### Requirements:
Among the entries below, find the lines with "this" and copy them.

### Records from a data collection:
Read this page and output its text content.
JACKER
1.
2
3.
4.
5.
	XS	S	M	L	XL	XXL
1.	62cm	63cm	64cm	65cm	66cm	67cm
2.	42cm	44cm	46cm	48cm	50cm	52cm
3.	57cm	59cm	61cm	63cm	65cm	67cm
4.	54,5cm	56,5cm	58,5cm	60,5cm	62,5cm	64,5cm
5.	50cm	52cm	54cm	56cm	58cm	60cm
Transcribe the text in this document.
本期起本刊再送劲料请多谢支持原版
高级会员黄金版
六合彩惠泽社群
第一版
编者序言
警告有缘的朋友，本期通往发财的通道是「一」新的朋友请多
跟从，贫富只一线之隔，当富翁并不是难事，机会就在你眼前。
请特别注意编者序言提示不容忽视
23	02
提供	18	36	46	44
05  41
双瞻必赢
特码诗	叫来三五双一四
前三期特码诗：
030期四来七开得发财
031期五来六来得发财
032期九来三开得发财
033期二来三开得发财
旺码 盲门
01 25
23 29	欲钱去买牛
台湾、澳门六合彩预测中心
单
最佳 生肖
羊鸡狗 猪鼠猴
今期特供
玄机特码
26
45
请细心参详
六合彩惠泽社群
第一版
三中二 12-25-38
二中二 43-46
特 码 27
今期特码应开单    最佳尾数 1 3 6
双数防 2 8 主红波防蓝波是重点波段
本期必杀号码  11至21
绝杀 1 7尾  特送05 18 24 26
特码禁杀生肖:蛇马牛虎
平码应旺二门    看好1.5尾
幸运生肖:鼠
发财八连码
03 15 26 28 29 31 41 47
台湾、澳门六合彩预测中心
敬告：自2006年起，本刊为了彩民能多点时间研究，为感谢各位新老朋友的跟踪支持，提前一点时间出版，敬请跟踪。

### Solution below:
Read this page and output its text content.
Transcribe the text in this document.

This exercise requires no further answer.